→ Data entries
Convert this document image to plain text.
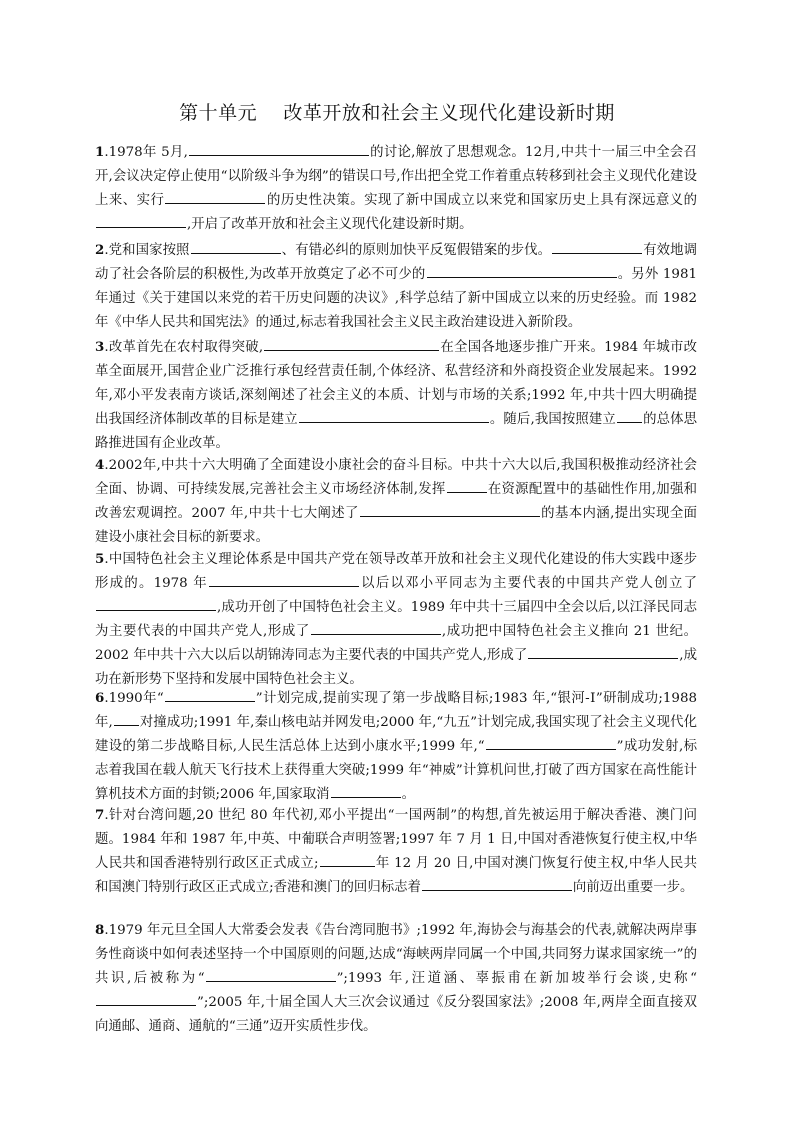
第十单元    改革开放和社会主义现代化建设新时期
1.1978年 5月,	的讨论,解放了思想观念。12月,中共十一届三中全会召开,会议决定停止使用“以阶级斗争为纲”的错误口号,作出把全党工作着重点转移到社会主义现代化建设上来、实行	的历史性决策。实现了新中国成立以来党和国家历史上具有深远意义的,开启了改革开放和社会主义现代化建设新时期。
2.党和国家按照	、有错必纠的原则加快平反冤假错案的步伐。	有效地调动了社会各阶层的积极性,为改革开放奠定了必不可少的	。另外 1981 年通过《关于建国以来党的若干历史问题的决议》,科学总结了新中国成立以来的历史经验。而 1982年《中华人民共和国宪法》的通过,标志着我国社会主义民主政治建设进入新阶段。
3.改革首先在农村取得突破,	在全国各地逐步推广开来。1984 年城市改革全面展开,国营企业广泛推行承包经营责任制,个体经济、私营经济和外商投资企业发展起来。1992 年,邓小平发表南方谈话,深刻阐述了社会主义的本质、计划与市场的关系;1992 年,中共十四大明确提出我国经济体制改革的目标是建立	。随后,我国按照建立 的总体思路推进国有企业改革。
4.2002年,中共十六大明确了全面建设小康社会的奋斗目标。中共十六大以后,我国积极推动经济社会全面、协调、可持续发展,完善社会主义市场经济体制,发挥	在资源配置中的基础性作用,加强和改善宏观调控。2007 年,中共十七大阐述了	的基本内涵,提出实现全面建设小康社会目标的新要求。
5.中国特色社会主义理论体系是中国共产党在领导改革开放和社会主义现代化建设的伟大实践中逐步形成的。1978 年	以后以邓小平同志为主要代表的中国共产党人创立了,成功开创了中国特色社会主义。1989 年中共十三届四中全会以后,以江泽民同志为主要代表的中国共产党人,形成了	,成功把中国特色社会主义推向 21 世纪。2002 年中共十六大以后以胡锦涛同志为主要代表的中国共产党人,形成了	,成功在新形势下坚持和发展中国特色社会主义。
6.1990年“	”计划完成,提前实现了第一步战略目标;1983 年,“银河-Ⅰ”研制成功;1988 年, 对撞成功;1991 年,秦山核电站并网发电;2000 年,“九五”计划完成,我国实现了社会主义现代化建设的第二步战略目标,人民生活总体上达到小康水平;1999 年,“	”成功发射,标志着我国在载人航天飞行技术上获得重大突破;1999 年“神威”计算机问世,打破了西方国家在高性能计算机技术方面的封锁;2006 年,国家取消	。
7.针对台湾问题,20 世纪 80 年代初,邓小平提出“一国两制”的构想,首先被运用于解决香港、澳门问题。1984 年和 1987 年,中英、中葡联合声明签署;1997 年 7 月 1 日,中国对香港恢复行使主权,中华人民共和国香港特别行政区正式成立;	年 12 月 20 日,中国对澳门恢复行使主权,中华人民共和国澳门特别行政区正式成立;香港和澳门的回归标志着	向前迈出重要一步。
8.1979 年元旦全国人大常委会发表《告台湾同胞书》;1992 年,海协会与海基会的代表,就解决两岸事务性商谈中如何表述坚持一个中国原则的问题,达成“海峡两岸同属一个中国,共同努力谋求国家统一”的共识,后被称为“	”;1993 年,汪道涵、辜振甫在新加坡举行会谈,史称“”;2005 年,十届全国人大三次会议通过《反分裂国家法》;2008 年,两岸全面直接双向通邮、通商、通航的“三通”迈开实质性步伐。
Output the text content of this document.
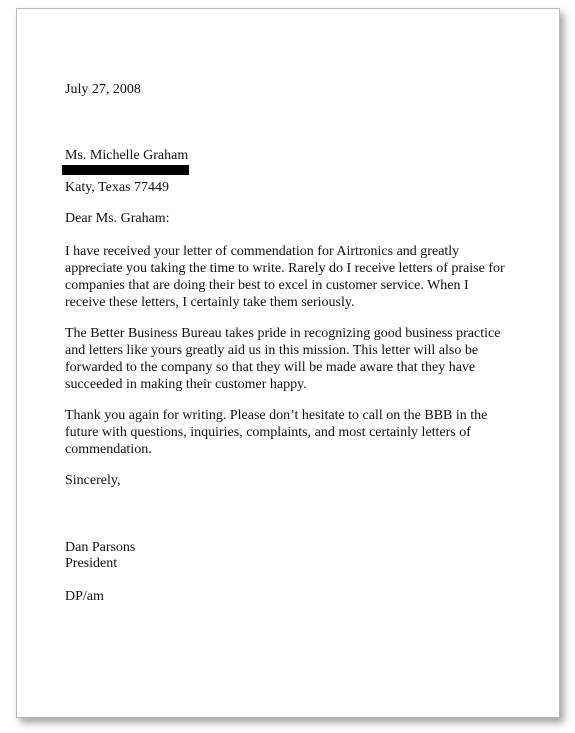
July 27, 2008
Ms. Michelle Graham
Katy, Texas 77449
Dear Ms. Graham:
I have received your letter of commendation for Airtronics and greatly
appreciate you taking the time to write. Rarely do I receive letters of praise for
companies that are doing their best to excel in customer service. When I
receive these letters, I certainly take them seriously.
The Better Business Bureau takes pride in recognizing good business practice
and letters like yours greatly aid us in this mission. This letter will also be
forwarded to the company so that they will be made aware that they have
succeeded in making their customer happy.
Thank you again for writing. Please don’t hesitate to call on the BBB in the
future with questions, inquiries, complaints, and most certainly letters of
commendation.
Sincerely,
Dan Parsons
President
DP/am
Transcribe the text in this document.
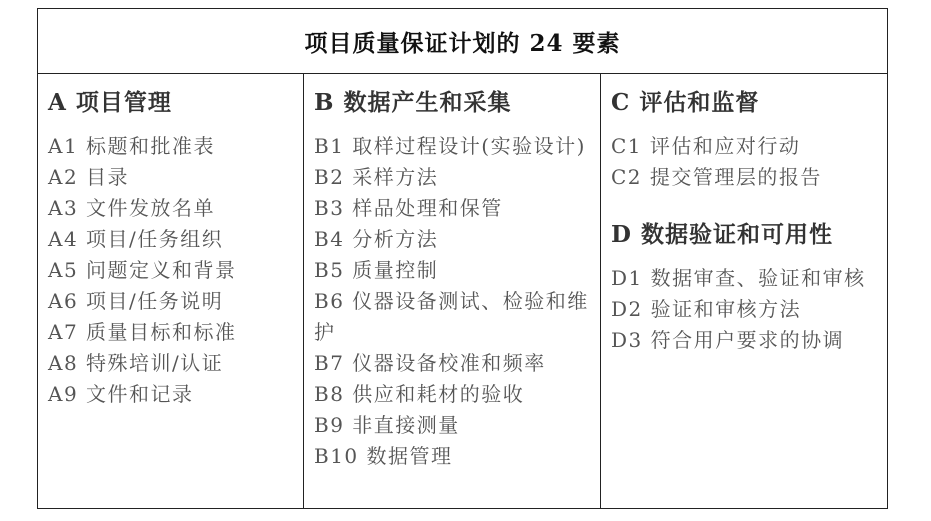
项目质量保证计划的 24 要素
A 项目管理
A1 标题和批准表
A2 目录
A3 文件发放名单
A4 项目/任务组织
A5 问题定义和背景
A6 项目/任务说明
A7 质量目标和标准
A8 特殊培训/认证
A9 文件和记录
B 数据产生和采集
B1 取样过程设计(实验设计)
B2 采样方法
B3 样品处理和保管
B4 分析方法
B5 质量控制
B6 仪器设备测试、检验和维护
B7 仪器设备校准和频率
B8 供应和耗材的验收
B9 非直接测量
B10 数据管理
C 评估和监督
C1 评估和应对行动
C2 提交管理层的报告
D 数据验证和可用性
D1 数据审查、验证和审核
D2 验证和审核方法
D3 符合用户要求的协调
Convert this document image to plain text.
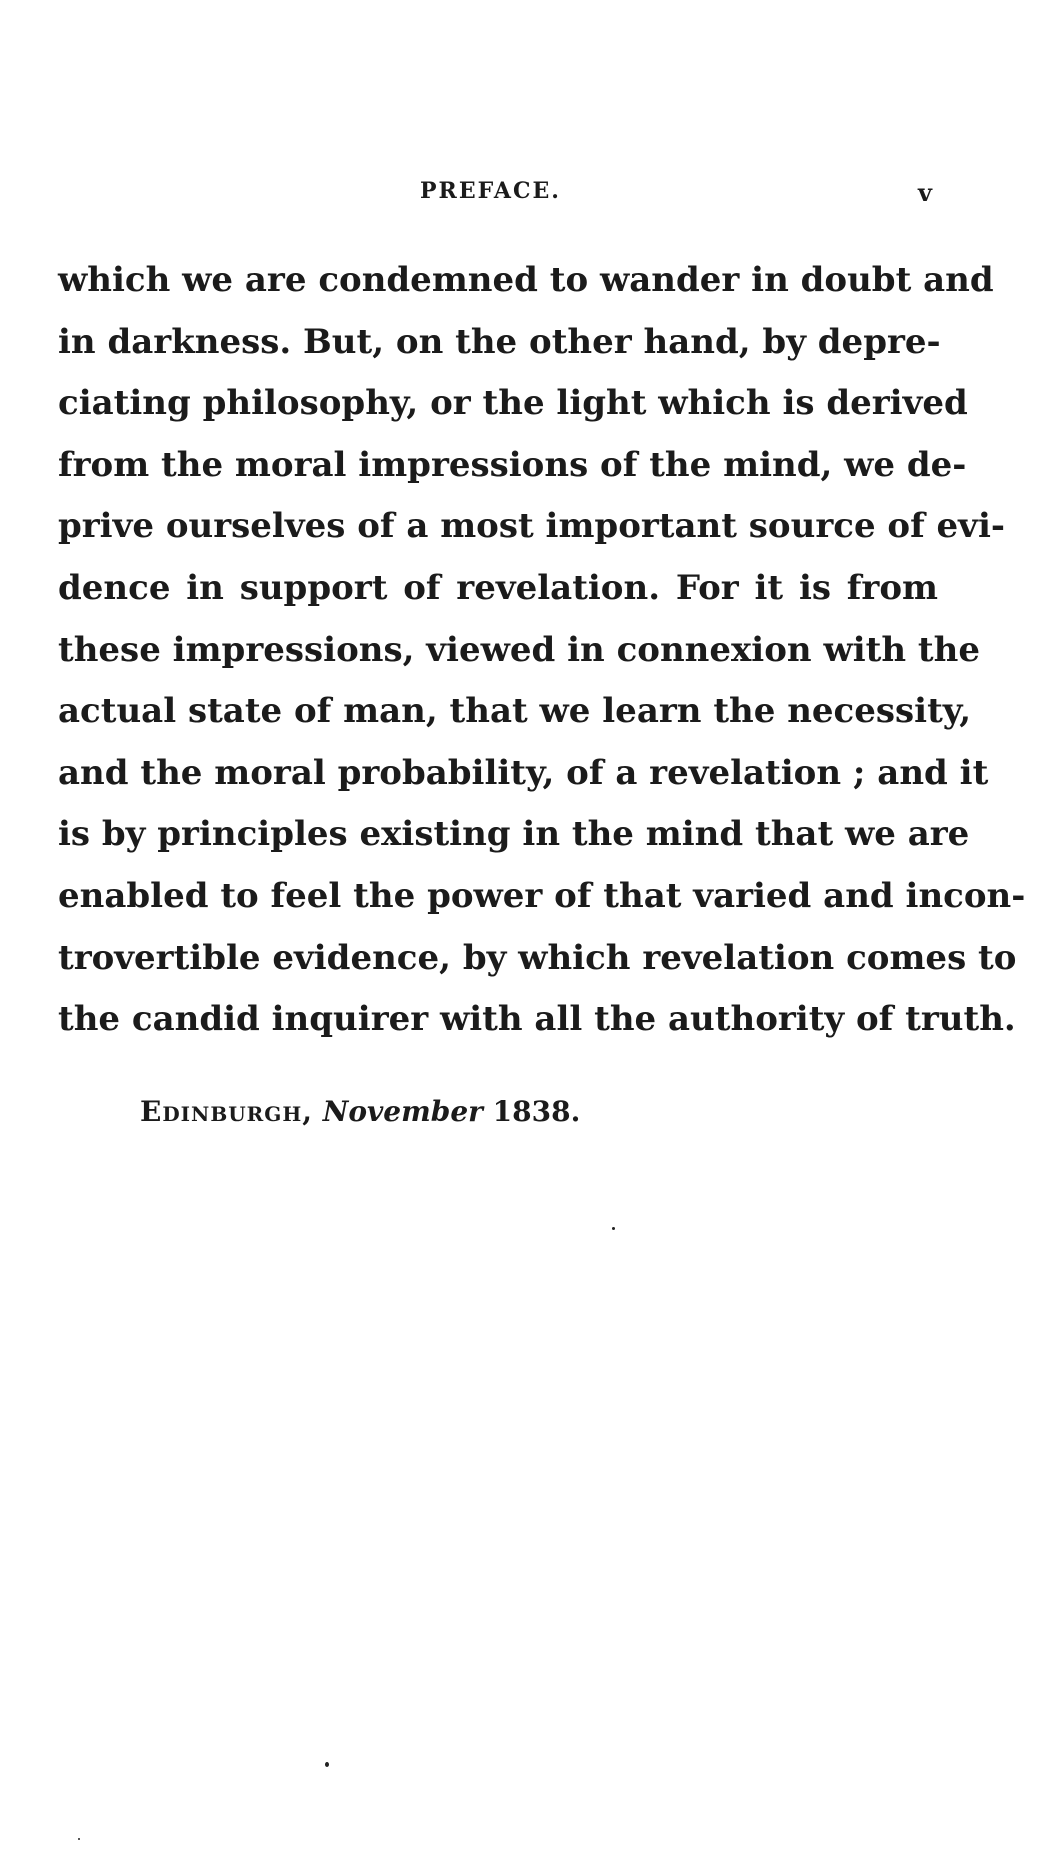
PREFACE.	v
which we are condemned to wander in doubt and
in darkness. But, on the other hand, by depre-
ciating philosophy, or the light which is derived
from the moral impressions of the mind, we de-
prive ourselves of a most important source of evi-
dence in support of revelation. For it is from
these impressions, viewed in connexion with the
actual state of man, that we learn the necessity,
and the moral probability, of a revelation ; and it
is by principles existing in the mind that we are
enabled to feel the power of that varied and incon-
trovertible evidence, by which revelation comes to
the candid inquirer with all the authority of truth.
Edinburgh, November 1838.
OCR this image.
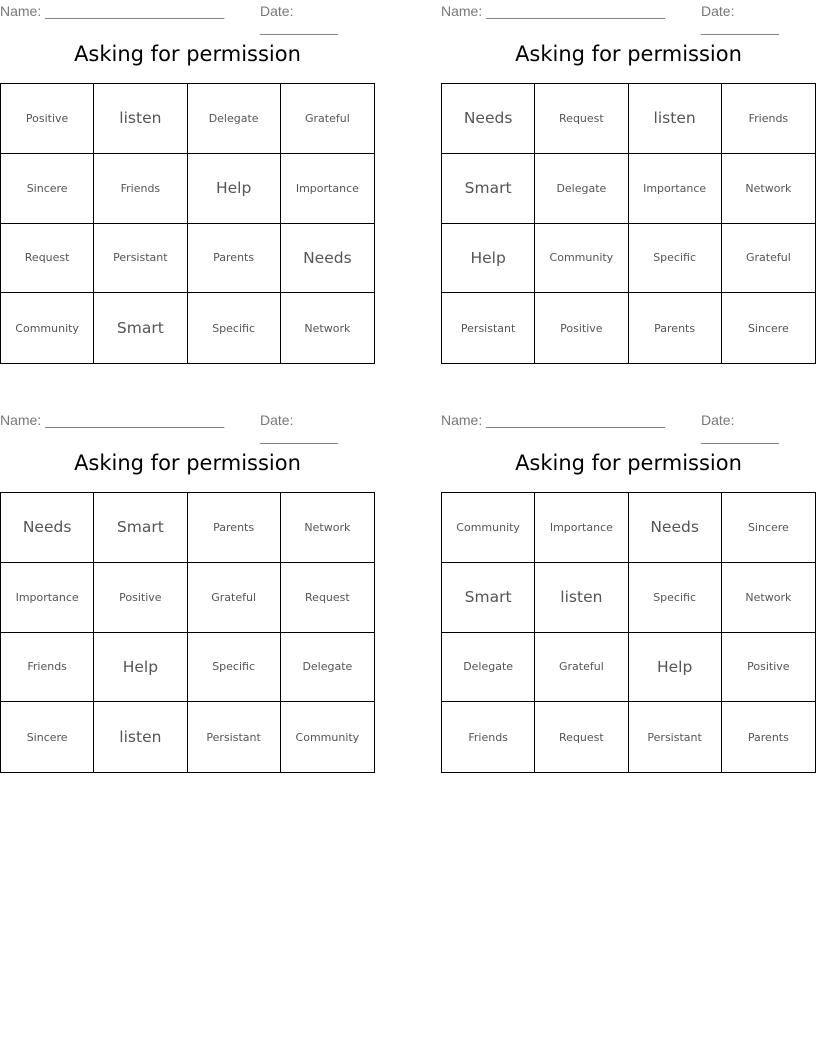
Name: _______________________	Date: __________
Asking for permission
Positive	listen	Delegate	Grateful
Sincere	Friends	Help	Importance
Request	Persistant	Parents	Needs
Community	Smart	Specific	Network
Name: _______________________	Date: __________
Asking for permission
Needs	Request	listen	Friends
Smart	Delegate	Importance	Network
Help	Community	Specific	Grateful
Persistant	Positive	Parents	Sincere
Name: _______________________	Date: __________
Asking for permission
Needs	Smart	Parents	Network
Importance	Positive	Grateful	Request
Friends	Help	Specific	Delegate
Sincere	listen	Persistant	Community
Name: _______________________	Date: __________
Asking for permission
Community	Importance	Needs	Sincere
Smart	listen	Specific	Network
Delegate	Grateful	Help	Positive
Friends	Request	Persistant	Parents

→ WHAT NEEDS TO BE DONE
Locate all lines that include the word "will" and copy them out.

→ REPLY
and letters like yours greatly aid us in this mission. This letter will also be
forwarded to the company so that they will be made aware that they have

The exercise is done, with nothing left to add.